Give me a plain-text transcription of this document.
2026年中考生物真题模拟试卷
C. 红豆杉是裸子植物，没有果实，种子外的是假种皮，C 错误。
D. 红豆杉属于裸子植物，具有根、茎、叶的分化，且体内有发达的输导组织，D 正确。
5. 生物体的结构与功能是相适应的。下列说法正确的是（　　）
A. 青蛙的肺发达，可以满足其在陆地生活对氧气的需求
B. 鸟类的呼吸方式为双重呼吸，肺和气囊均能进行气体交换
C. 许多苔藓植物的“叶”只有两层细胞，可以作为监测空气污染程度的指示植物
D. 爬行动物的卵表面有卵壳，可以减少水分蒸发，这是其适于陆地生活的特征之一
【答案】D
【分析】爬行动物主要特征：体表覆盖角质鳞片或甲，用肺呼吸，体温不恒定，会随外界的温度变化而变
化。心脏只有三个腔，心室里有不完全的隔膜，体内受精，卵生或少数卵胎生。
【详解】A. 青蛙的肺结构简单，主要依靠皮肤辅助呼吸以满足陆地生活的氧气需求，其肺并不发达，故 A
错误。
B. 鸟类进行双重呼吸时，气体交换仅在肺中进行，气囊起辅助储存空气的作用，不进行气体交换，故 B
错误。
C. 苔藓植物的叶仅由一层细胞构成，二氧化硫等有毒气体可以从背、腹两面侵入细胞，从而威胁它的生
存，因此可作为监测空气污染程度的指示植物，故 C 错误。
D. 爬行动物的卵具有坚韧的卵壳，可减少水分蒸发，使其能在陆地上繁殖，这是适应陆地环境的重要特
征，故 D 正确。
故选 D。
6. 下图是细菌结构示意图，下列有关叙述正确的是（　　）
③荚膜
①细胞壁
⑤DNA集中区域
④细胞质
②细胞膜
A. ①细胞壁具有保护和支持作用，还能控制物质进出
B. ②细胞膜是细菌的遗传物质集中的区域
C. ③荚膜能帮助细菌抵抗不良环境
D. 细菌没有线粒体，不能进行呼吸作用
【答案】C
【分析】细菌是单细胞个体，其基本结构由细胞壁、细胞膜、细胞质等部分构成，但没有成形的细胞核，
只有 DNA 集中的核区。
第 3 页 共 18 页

→ What is required: The full set of records should be duplicated exactly.

→ Result of this task:
Give me a plain-text transcription of this document.
2026年中考生物真题模拟试卷
C. 红豆杉是裸子植物，没有果实，种子外的是假种皮，C 错误。
D. 红豆杉属于裸子植物，具有根、茎、叶的分化，且体内有发达的输导组织，D 正确。
5. 生物体的结构与功能是相适应的。下列说法正确的是（　　）
A. 青蛙的肺发达，可以满足其在陆地生活对氧气的需求
B. 鸟类的呼吸方式为双重呼吸，肺和气囊均能进行气体交换
C. 许多苔藓植物的“叶”只有两层细胞，可以作为监测空气污染程度的指示植物
D. 爬行动物的卵表面有卵壳，可以减少水分蒸发，这是其适于陆地生活的特征之一
【答案】D
【分析】爬行动物主要特征：体表覆盖角质鳞片或甲，用肺呼吸，体温不恒定，会随外界的温度变化而变
化。心脏只有三个腔，心室里有不完全的隔膜，体内受精，卵生或少数卵胎生。
【详解】A. 青蛙的肺结构简单，主要依靠皮肤辅助呼吸以满足陆地生活的氧气需求，其肺并不发达，故 A
错误。
B. 鸟类进行双重呼吸时，气体交换仅在肺中进行，气囊起辅助储存空气的作用，不进行气体交换，故 B
错误。
C. 苔藓植物的叶仅由一层细胞构成，二氧化硫等有毒气体可以从背、腹两面侵入细胞，从而威胁它的生
存，因此可作为监测空气污染程度的指示植物，故 C 错误。
D. 爬行动物的卵具有坚韧的卵壳，可减少水分蒸发，使其能在陆地上繁殖，这是适应陆地环境的重要特
征，故 D 正确。
故选 D。
6. 下图是细菌结构示意图，下列有关叙述正确的是（　　）
③荚膜
①细胞壁
⑤DNA集中区域
④细胞质
②细胞膜
A. ①细胞壁具有保护和支持作用，还能控制物质进出
B. ②细胞膜是细菌的遗传物质集中的区域
C. ③荚膜能帮助细菌抵抗不良环境
D. 细菌没有线粒体，不能进行呼吸作用
【答案】C
【分析】细菌是单细胞个体，其基本结构由细胞壁、细胞膜、细胞质等部分构成，但没有成形的细胞核，
只有 DNA 集中的核区。
第 3 页 共 18 页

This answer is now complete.